| Requirements |
Will you transcribe all the entries word for word, skipping the pictures they hold?

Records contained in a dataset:
————————
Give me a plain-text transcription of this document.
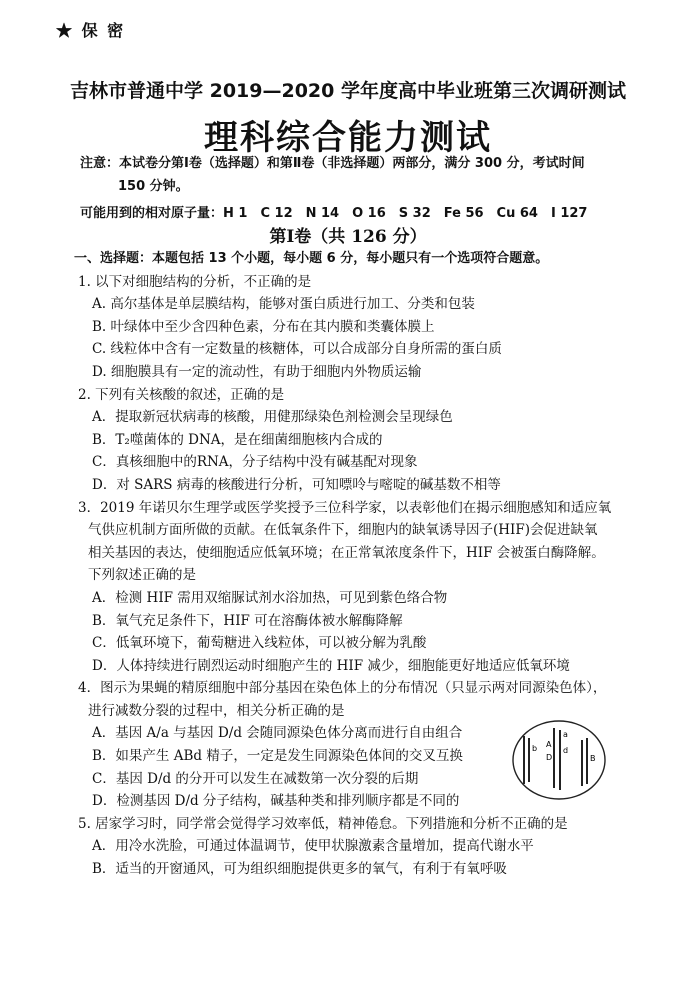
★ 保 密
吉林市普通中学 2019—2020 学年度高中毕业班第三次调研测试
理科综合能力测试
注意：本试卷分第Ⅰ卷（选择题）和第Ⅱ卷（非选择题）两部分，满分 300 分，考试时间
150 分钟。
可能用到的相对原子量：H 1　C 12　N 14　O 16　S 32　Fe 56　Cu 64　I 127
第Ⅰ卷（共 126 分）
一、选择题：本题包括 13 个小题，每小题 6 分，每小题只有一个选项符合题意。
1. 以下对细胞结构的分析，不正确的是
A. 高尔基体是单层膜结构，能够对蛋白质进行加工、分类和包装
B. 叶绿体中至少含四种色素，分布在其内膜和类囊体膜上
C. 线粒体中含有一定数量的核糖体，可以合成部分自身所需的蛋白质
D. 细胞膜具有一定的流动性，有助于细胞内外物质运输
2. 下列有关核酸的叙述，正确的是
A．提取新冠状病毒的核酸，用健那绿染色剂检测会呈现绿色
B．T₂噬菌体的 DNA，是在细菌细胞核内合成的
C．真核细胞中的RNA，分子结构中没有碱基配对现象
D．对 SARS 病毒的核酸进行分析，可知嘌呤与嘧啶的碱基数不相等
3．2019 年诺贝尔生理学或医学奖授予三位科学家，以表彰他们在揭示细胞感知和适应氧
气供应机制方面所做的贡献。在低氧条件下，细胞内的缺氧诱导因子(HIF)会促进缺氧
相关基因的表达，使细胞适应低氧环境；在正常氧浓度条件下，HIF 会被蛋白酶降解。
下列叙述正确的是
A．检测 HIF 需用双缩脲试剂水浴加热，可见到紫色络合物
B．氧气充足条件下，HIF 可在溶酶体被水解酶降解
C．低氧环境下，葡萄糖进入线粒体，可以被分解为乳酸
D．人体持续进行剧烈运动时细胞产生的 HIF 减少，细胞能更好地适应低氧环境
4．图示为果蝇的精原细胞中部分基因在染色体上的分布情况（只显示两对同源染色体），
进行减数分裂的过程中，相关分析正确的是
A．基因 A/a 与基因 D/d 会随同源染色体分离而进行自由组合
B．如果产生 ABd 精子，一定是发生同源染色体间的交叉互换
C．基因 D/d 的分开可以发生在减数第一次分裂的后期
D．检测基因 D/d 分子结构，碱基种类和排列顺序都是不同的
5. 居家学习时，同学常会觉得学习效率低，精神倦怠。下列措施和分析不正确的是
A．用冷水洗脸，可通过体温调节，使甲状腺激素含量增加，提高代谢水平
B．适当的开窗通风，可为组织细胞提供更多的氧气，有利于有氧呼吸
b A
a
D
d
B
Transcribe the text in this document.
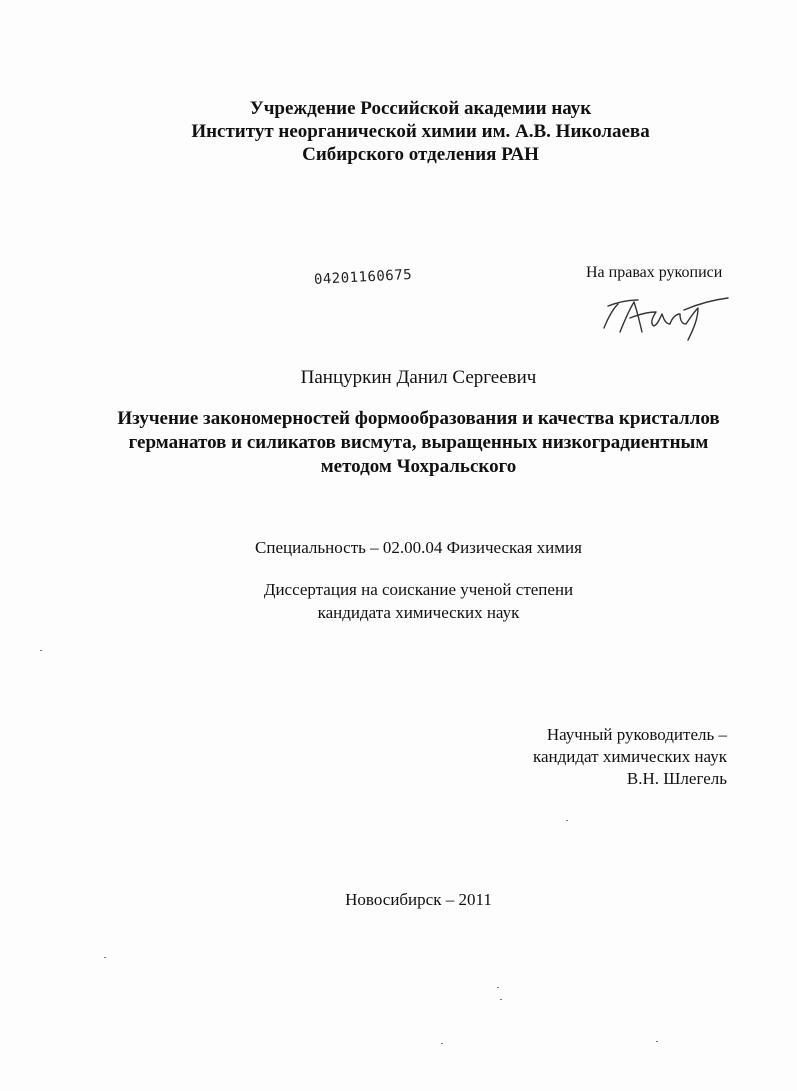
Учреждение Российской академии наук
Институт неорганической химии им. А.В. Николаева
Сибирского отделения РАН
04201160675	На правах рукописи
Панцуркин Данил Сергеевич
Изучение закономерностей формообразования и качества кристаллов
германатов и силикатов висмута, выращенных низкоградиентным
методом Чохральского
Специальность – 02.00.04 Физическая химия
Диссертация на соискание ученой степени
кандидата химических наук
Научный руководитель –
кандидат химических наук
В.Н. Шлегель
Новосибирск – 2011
————————
| Worked solution |
Give me a plain-text transcription of this document.
★ 保 密
吉林市普通中学 2019—2020 学年度高中毕业班第三次调研测试
理科综合能力测试
注意：本试卷分第Ⅰ卷（选择题）和第Ⅱ卷（非选择题）两部分，满分 300 分，考试时间
150 分钟。
可能用到的相对原子量：H 1　C 12　N 14　O 16　S 32　Fe 56　Cu 64　I 127
第Ⅰ卷（共 126 分）
一、选择题：本题包括 13 个小题，每小题 6 分，每小题只有一个选项符合题意。
1. 以下对细胞结构的分析，不正确的是
A. 高尔基体是单层膜结构，能够对蛋白质进行加工、分类和包装
B. 叶绿体中至少含四种色素，分布在其内膜和类囊体膜上
C. 线粒体中含有一定数量的核糖体，可以合成部分自身所需的蛋白质
D. 细胞膜具有一定的流动性，有助于细胞内外物质运输
2. 下列有关核酸的叙述，正确的是
A．提取新冠状病毒的核酸，用健那绿染色剂检测会呈现绿色
B．T₂噬菌体的 DNA，是在细菌细胞核内合成的
C．真核细胞中的RNA，分子结构中没有碱基配对现象
D．对 SARS 病毒的核酸进行分析，可知嘌呤与嘧啶的碱基数不相等
3．2019 年诺贝尔生理学或医学奖授予三位科学家，以表彰他们在揭示细胞感知和适应氧
气供应机制方面所做的贡献。在低氧条件下，细胞内的缺氧诱导因子(HIF)会促进缺氧
相关基因的表达，使细胞适应低氧环境；在正常氧浓度条件下，HIF 会被蛋白酶降解。
下列叙述正确的是
A．检测 HIF 需用双缩脲试剂水浴加热，可见到紫色络合物
B．氧气充足条件下，HIF 可在溶酶体被水解酶降解
C．低氧环境下，葡萄糖进入线粒体，可以被分解为乳酸
D．人体持续进行剧烈运动时细胞产生的 HIF 减少，细胞能更好地适应低氧环境
4．图示为果蝇的精原细胞中部分基因在染色体上的分布情况（只显示两对同源染色体），
进行减数分裂的过程中，相关分析正确的是
A．基因 A/a 与基因 D/d 会随同源染色体分离而进行自由组合
B．如果产生 ABd 精子，一定是发生同源染色体间的交叉互换
C．基因 D/d 的分开可以发生在减数第一次分裂的后期
D．检测基因 D/d 分子结构，碱基种类和排列顺序都是不同的
5. 居家学习时，同学常会觉得学习效率低，精神倦怠。下列措施和分析不正确的是
A．用冷水洗脸，可通过体温调节，使甲状腺激素含量增加，提高代谢水平
B．适当的开窗通风，可为组织细胞提供更多的氧气，有利于有氧呼吸
b A
a
D
d
B
Transcribe the text in this document.
Учреждение Российской академии наук
Институт неорганической химии им. А.В. Николаева
Сибирского отделения РАН
04201160675	На правах рукописи
Панцуркин Данил Сергеевич
Изучение закономерностей формообразования и качества кристаллов
германатов и силикатов висмута, выращенных низкоградиентным
методом Чохральского
Специальность – 02.00.04 Физическая химия
Диссертация на соискание ученой степени
кандидата химических наук
Научный руководитель –
кандидат химических наук
В.Н. Шлегель
Новосибирск – 2011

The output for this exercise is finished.